* [DATA EXCERPTS]:
►
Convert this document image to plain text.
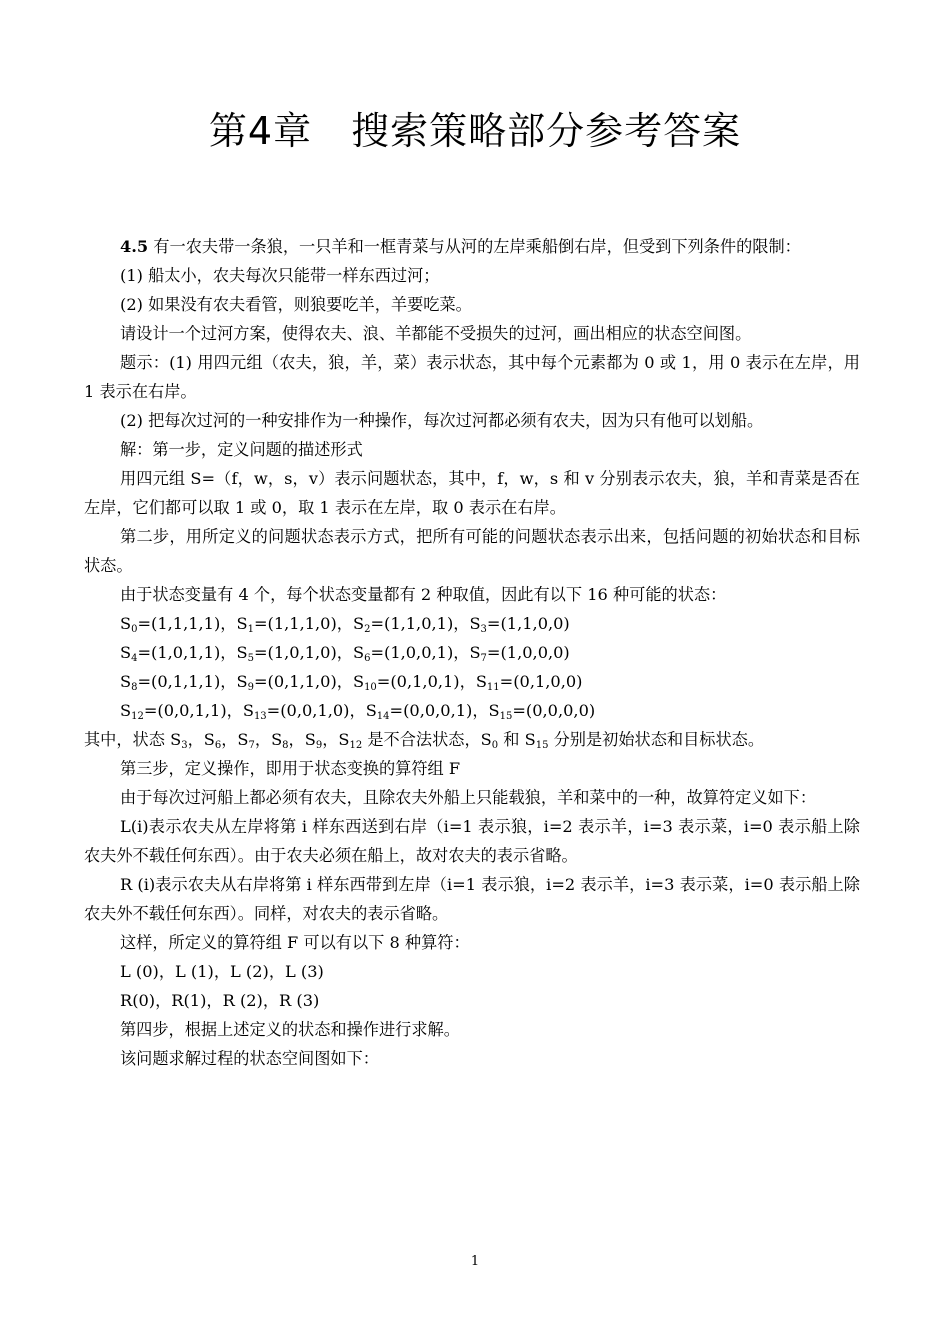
第4章　搜索策略部分参考答案

4.5 有一农夫带一条狼，一只羊和一框青菜与从河的左岸乘船倒右岸，但受到下列条件的限制：

(1) 船太小，农夫每次只能带一样东西过河；

(2) 如果没有农夫看管，则狼要吃羊，羊要吃菜。

请设计一个过河方案，使得农夫、浪、羊都能不受损失的过河，画出相应的状态空间图。

题示：(1) 用四元组（农夫，狼，羊，菜）表示状态，其中每个元素都为 0 或 1，用 0 表示在左岸，用 1 表示在右岸。

(2) 把每次过河的一种安排作为一种操作，每次过河都必须有农夫，因为只有他可以划船。

解：第一步，定义问题的描述形式

用四元组 S=（f，w，s，v）表示问题状态，其中，f，w，s 和 v 分别表示农夫，狼，羊和青菜是否在左岸，它们都可以取 1 或 0，取 1 表示在左岸，取 0 表示在右岸。

第二步，用所定义的问题状态表示方式，把所有可能的问题状态表示出来，包括问题的初始状态和目标状态。

由于状态变量有 4 个，每个状态变量都有 2 种取值，因此有以下 16 种可能的状态：

$S_0=(1,1,1,1)$，$S_1=(1,1,1,0)$，$S_2=(1,1,0,1)$，$S_3=(1,1,0,0)$
$S_4=(1,0,1,1)$，$S_5=(1,0,1,0)$，$S_6=(1,0,0,1)$，$S_7=(1,0,0,0)$
$S_8=(0,1,1,1)$，$S_9=(0,1,1,0)$，$S_{10}=(0,1,0,1)$，$S_{11}=(0,1,0,0)$
$S_{12}=(0,0,1,1)$，$S_{13}=(0,0,1,0)$，$S_{14}=(0,0,0,1)$，$S_{15}=(0,0,0,0)$

其中，状态 $S_3$，$S_6$，$S_7$，$S_8$，$S_9$，$S_{12}$ 是不合法状态，$S_0$ 和 $S_{15}$ 分别是初始状态和目标状态。

第三步，定义操作，即用于状态变换的算符组 F

由于每次过河船上都必须有农夫，且除农夫外船上只能载狼，羊和菜中的一种，故算符定义如下：

L(i)表示农夫从左岸将第 i 样东西送到右岸（i=1 表示狼，i=2 表示羊，i=3 表示菜，i=0 表示船上除农夫外不载任何东西）。由于农夫必须在船上，故对农夫的表示省略。

R (i)表示农夫从右岸将第 i 样东西带到左岸（i=1 表示狼，i=2 表示羊，i=3 表示菜，i=0 表示船上除农夫外不载任何东西）。同样，对农夫的表示省略。

这样，所定义的算符组 F 可以有以下 8 种算符：

L (0)，L (1)，L (2)，L (3)

R(0)，R(1)，R (2)，R (3)

第四步，根据上述定义的状态和操作进行求解。

该问题求解过程的状态空间图如下：

1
◄
* [WHAT THE EXERCISE ASKS]: Of the lines above, how many hold the word "表示在左岸"? Say the number alone.

* [SOLUTION TO THIS PROBLEM]: 2